===== Page =====

For Topic 2 (handling TDX unmapping errors), HWPOISON is better than
refcounting because refcounting interferes with conversions (see
[INTERFERE WITH CONVERSIONS] above).

> We are bugging the TD in these cases.

Bugging the TD does not help to prevent future conversions from being
interfered with.

1. Conversions involves unmapping, so we could actually be in a
   conversion, the unmapping is performed and fails, and then we try to
   split and enter an infinite loop since private to shared conversions
   assumes guest_memfd holds the only refcounts on guest_memfd memory.

2. The conversion ioctl is a guest_memfd ioctl, not a VM ioctl, and so
   there is no check that the VM is not dead. There shouldn't be any
   check on the VM, because shareability is a property of the memory and
   should be changeable independent of the associated VM.

> Ohhh... Is
> this about the code to allow gmem fds to be handed to new VMs?

Nope, it's not related to linking. The proposed KVM_LINK_GUEST_MEMFD
ioctl [4] also doesn't check if the source VM is dead. There shouldn't
be any check on the source VM, since the memory is from guest_memfd and
should be independently transferable to a new VM.

[4] https://lore.kernel.org/lkml/cover.1747368092.git.afranji@google.com/T/

===== Entries provided =====

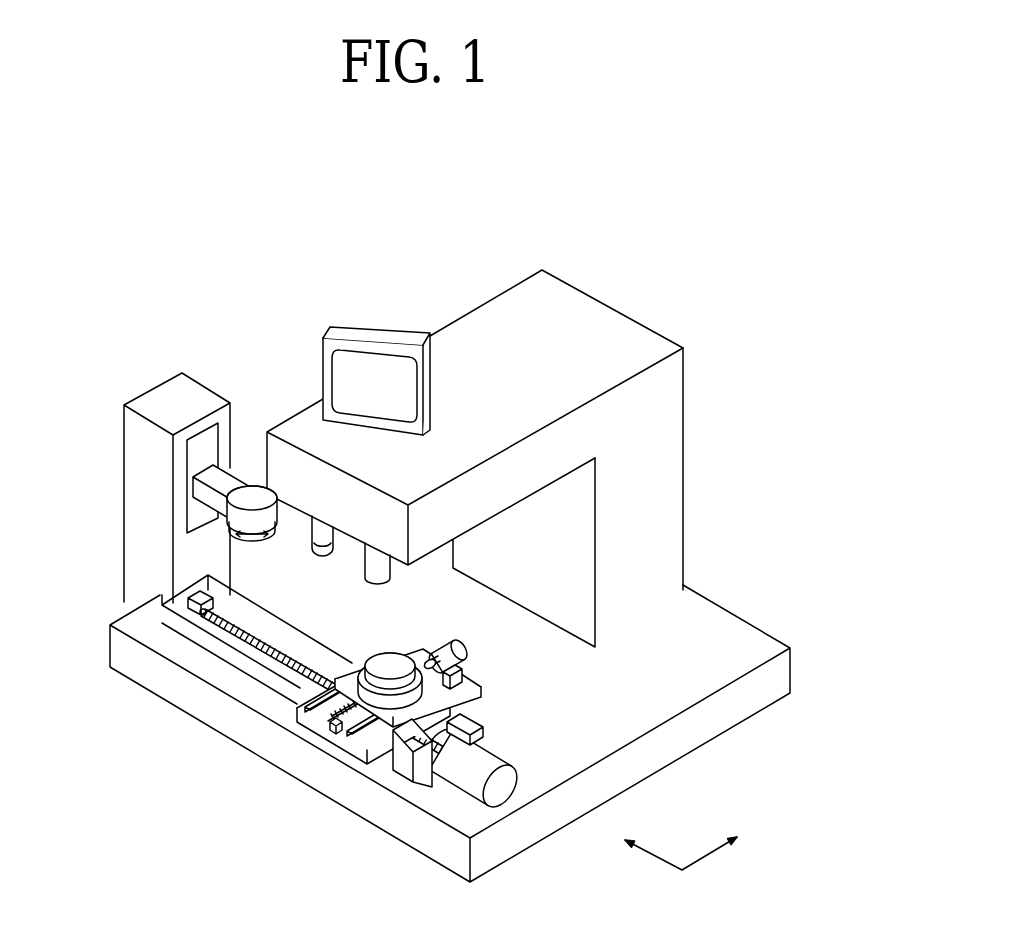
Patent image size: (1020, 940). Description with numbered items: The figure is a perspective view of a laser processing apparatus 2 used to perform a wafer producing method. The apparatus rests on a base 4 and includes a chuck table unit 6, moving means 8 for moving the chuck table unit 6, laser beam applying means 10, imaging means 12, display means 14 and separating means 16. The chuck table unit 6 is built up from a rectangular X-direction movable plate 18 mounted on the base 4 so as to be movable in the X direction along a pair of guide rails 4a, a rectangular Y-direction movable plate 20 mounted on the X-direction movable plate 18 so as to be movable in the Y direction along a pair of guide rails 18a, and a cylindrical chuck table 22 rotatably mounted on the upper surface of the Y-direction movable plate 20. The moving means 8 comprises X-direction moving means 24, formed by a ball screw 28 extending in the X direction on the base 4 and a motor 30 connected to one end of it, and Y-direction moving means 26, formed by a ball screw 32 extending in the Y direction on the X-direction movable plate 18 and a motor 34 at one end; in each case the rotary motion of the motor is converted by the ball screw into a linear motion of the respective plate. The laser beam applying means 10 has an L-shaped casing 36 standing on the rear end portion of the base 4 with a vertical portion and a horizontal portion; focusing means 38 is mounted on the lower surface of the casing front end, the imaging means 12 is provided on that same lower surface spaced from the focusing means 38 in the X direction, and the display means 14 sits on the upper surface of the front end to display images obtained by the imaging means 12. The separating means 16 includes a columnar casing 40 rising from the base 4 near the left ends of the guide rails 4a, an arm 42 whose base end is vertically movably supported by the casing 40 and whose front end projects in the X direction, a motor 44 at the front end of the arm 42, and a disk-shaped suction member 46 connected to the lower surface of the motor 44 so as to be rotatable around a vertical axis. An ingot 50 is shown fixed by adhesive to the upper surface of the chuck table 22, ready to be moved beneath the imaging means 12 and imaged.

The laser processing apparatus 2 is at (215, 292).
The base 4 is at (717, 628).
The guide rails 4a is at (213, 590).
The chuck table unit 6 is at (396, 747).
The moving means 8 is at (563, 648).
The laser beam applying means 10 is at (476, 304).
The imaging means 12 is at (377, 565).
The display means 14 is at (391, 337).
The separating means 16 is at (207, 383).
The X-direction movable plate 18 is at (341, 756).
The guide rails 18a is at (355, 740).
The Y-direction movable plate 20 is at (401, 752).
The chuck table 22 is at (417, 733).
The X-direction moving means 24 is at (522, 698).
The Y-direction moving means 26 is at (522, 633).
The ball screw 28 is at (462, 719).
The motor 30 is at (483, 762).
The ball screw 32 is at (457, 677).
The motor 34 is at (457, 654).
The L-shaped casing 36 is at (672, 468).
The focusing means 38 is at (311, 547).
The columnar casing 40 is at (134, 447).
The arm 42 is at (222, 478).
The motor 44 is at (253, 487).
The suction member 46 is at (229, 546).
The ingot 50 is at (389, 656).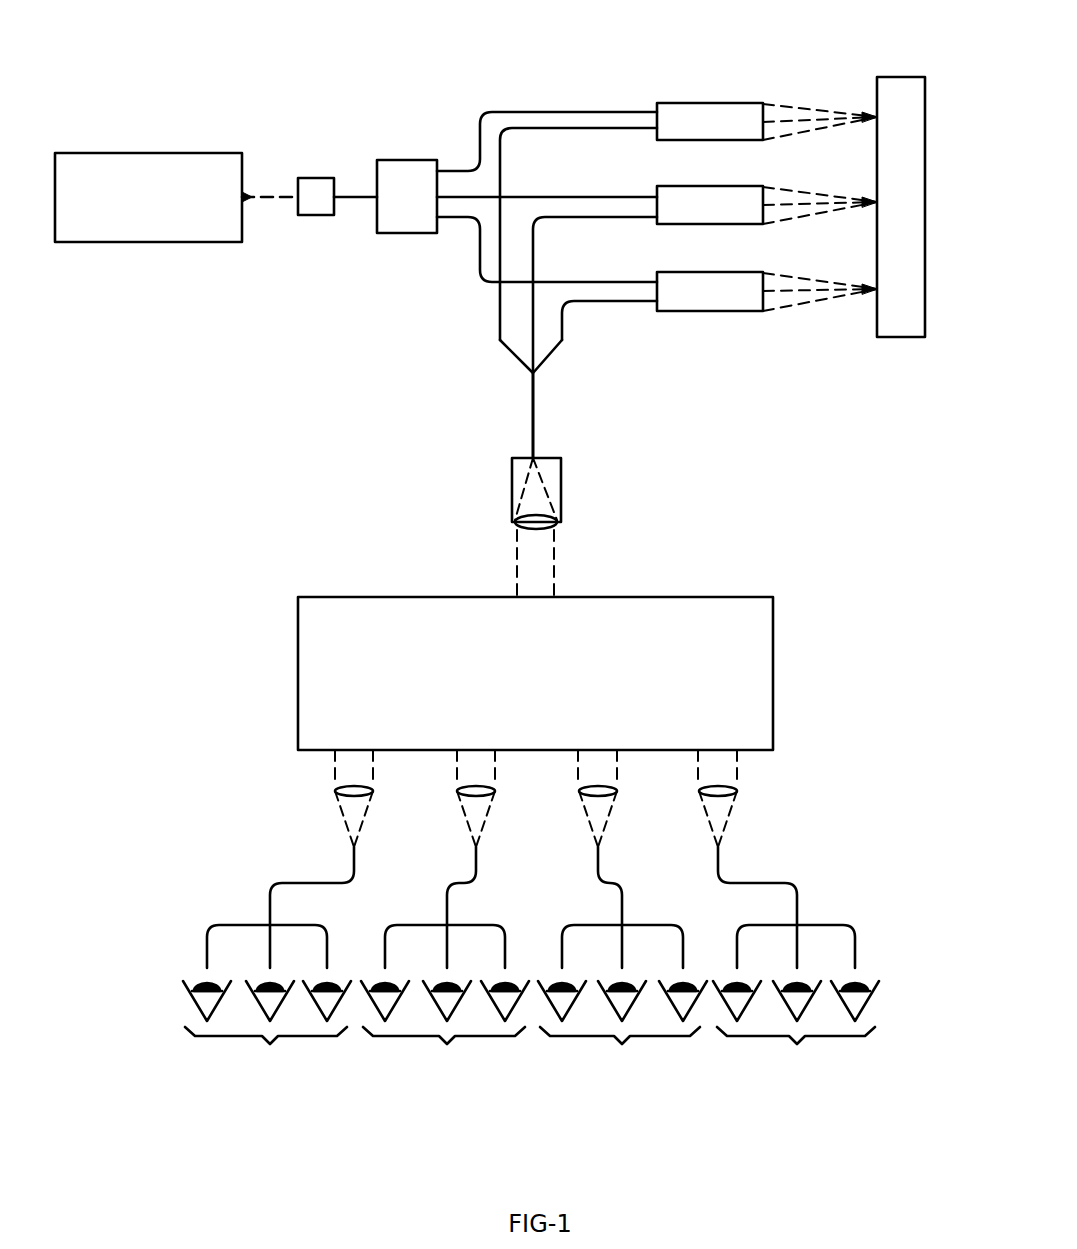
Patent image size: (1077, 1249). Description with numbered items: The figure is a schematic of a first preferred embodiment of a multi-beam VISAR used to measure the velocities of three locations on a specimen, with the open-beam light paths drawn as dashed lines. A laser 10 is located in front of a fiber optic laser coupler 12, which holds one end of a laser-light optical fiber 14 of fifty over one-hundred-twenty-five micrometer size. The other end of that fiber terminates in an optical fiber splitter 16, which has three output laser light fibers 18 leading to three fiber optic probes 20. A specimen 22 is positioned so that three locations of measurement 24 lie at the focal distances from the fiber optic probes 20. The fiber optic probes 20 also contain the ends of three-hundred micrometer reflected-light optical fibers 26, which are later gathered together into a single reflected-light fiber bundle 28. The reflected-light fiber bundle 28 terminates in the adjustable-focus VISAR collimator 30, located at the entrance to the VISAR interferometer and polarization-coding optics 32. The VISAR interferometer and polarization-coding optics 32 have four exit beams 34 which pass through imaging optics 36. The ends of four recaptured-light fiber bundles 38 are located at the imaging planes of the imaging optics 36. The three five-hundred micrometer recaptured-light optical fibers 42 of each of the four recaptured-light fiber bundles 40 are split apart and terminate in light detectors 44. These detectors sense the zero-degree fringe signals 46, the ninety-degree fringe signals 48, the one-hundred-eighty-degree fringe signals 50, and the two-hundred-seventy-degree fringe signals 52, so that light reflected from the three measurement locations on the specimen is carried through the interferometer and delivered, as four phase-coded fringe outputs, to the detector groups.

=====
===== Entries provided =====

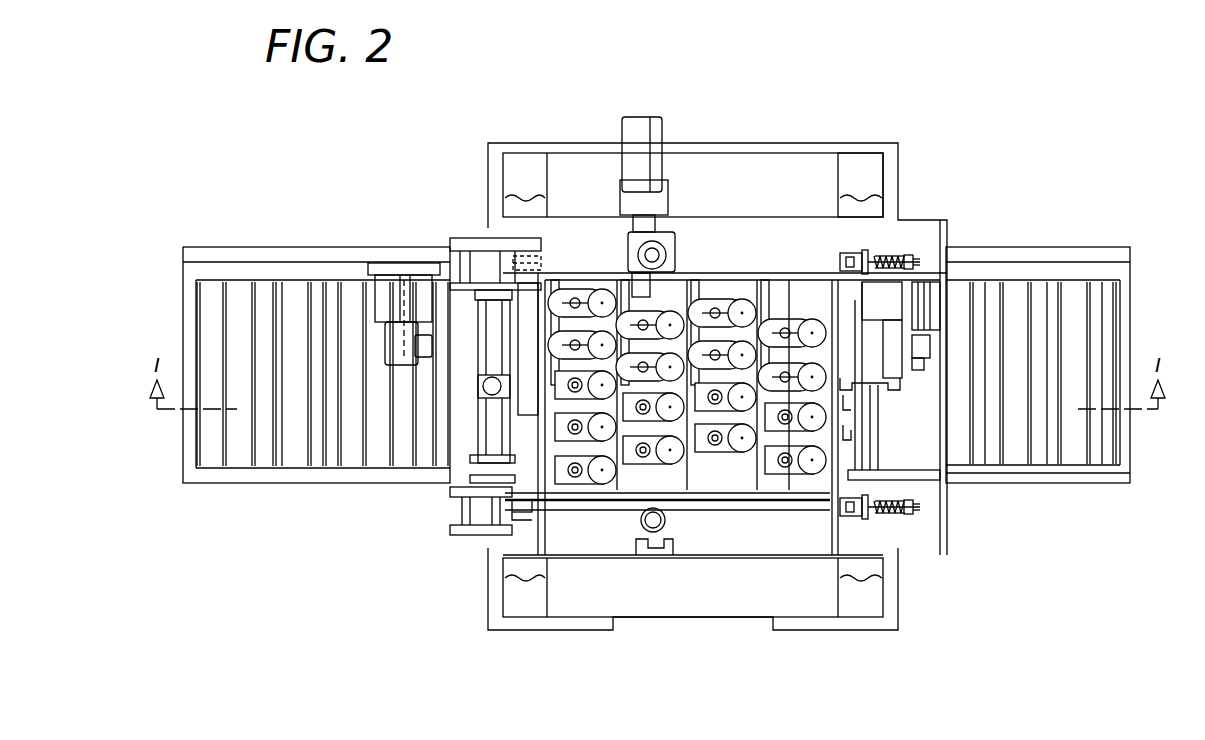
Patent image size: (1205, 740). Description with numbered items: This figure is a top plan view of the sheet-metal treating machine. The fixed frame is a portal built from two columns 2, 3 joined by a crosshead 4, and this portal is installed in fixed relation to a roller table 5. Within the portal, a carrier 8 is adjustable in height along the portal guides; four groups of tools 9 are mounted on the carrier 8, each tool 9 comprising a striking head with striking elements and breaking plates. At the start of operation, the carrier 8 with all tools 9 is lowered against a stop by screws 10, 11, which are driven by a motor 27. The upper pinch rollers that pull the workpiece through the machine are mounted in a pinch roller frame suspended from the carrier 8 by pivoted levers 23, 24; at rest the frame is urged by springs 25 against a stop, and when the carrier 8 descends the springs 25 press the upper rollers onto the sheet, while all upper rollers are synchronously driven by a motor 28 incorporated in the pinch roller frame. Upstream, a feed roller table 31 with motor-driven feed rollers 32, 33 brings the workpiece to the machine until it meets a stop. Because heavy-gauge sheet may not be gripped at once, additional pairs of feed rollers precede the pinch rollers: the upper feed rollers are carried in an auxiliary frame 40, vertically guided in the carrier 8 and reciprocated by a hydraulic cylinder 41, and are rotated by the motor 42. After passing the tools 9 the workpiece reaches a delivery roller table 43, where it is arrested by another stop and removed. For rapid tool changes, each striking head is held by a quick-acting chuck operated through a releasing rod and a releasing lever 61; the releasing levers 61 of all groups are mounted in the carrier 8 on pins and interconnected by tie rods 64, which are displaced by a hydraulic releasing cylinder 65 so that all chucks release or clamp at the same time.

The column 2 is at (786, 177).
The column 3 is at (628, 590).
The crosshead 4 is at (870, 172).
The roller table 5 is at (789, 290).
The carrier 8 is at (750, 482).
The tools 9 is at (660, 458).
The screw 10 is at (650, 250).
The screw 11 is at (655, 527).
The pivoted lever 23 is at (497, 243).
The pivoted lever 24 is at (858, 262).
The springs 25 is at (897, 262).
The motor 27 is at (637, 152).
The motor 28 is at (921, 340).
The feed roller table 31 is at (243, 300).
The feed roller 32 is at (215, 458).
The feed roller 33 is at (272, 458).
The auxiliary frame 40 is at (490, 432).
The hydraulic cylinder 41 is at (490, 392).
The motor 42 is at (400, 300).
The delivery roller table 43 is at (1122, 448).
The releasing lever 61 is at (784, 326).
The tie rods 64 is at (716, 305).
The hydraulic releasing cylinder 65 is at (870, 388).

=====

== Job 1 ==
List every distinct term or phrase in the guest_memfd discussion that is written entirely in capital letters, giving each once.
== Job 2 ==
Restate the paragraph of the guest_memfd discussion beginning "The conversion ioctl is a guest_memfd ioctl" as a short bulleted list that keeps its main facts.
== Job 3 ==
According to the guest_memfd discussion, which proposed ioctl also does not check whether the source VM is dead?
The entries have no connection to the guest_memfd discussion.

== Task result 1 ==
TDX
HWPOISON
INTERFERE WITH CONVERSIONS
TD
VM
KVM_LINK_GUEST_MEMFD

== Task result 2 ==
- The conversion ioctl is a guest_memfd ioctl, not a VM ioctl.
- It therefore does not check whether the VM is dead.
- No such check should exist, because shareability is a property of the memory.
- Shareability should be changeable independently of the associated VM.

== Task result 3 ==
The proposed KVM_LINK_GUEST_MEMFD ioctl.